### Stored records
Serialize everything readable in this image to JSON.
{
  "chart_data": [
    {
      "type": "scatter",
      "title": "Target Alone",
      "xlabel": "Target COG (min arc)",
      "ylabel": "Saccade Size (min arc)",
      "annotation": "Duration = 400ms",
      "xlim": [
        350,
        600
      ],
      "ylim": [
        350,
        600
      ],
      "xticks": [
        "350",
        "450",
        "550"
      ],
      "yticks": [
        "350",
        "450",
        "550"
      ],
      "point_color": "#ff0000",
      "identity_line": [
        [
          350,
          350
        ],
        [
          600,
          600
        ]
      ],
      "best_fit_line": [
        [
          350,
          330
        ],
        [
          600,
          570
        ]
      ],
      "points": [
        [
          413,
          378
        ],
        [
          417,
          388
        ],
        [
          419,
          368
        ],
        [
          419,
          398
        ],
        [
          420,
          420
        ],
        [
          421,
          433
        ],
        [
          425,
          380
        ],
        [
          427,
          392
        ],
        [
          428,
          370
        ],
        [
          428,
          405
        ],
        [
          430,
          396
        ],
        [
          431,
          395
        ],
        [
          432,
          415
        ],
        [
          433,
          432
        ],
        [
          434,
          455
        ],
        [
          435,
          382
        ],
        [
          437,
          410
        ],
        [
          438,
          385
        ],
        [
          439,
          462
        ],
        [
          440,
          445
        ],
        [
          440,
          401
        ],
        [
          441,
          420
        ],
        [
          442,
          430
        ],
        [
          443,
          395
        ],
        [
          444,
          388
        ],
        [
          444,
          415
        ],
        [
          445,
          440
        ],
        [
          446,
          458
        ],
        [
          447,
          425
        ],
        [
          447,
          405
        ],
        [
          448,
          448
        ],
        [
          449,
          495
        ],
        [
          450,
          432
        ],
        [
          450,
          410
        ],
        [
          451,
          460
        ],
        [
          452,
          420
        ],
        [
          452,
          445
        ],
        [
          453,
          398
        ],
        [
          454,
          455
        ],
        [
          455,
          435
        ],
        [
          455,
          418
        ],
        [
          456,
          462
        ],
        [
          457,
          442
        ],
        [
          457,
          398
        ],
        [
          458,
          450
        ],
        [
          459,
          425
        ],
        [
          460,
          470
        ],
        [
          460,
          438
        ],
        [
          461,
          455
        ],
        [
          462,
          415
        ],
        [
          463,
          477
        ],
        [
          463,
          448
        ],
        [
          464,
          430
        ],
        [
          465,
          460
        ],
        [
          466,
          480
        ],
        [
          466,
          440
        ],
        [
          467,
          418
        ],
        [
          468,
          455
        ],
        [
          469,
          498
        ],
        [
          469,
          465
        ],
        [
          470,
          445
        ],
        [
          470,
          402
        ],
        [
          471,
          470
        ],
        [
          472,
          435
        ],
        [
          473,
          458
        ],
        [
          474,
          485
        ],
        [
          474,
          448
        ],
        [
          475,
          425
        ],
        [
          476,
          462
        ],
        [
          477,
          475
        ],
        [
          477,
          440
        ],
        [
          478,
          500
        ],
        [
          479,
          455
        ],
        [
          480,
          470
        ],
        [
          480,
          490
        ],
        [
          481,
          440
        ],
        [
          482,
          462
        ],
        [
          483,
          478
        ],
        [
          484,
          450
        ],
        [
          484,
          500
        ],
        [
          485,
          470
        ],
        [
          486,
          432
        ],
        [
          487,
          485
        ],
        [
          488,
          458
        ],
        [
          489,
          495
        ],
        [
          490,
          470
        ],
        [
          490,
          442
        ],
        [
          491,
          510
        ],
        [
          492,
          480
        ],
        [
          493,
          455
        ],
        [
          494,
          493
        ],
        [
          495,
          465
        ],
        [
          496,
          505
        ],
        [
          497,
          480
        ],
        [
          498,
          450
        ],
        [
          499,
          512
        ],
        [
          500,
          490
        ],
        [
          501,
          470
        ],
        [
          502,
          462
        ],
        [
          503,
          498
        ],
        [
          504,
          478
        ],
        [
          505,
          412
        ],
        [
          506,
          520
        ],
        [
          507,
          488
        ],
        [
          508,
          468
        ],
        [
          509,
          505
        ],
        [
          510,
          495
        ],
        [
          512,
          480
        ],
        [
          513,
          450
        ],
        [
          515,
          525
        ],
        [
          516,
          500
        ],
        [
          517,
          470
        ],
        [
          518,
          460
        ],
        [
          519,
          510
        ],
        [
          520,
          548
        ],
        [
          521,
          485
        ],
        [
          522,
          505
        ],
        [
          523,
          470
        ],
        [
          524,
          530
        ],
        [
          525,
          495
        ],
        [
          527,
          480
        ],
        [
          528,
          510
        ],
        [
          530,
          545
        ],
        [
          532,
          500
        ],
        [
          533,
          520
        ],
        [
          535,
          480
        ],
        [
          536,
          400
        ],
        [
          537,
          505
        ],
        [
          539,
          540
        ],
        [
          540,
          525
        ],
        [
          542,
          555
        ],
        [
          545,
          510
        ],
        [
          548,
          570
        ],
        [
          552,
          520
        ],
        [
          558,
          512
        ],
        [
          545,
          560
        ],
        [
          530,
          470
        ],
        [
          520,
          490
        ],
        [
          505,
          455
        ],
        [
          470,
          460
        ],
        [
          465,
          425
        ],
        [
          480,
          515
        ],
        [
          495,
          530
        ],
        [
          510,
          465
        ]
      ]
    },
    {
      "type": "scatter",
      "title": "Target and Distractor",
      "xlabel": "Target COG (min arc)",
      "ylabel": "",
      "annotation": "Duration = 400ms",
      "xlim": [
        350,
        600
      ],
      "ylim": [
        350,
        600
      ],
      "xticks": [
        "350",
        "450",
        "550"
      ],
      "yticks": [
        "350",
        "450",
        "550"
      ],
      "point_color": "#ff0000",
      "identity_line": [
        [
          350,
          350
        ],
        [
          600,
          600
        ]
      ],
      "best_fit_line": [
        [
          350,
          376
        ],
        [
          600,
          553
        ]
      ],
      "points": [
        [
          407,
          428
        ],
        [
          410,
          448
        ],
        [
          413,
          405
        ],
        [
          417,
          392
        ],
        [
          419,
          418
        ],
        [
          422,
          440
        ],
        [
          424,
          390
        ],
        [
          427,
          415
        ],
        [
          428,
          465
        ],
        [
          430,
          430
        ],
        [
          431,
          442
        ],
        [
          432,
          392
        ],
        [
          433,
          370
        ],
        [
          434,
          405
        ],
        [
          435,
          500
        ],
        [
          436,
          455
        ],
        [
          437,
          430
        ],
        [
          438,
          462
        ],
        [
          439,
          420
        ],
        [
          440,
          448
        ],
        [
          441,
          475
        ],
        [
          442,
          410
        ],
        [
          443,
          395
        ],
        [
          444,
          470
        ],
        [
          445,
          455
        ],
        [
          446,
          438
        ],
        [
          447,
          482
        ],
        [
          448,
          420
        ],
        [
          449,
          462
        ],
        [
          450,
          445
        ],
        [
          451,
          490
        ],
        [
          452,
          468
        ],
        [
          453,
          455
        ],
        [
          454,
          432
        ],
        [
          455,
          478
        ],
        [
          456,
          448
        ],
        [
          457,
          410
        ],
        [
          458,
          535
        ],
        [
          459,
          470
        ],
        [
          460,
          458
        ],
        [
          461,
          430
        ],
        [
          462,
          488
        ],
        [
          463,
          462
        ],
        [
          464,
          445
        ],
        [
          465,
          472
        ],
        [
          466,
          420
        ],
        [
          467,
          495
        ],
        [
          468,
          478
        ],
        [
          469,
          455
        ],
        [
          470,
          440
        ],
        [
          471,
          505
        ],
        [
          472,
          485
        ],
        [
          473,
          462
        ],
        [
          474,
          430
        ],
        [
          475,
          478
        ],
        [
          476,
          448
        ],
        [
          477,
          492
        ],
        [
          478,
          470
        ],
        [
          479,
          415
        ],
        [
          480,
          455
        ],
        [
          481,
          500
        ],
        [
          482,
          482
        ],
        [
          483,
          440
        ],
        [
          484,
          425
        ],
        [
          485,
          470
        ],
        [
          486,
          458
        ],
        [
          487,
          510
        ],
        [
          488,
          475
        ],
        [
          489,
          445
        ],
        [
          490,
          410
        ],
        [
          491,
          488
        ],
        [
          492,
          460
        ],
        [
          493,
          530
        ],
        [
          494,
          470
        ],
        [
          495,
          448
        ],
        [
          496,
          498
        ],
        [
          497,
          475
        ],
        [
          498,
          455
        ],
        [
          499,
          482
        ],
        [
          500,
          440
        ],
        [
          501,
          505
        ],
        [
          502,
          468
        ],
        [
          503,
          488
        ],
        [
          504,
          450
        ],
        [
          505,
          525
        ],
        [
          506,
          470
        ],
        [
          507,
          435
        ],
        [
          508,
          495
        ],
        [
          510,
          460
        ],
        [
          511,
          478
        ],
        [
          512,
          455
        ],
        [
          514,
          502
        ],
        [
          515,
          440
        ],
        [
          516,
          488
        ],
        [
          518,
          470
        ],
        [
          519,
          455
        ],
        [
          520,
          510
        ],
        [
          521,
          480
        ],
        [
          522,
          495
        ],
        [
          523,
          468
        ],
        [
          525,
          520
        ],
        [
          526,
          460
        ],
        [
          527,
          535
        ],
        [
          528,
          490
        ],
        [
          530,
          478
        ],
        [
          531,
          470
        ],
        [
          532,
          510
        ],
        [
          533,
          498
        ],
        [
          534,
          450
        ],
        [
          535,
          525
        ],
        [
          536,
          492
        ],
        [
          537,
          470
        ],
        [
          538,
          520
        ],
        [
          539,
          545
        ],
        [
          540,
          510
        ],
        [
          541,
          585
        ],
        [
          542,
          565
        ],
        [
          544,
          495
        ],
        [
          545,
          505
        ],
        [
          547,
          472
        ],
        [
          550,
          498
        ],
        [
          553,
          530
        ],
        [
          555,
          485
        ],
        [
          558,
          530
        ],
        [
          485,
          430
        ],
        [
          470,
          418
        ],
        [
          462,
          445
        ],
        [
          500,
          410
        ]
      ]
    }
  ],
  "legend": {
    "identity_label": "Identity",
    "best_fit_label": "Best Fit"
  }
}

### Problem description
State how many lines in the records above contain the word "Target", giving only the number.

### Exercise output
4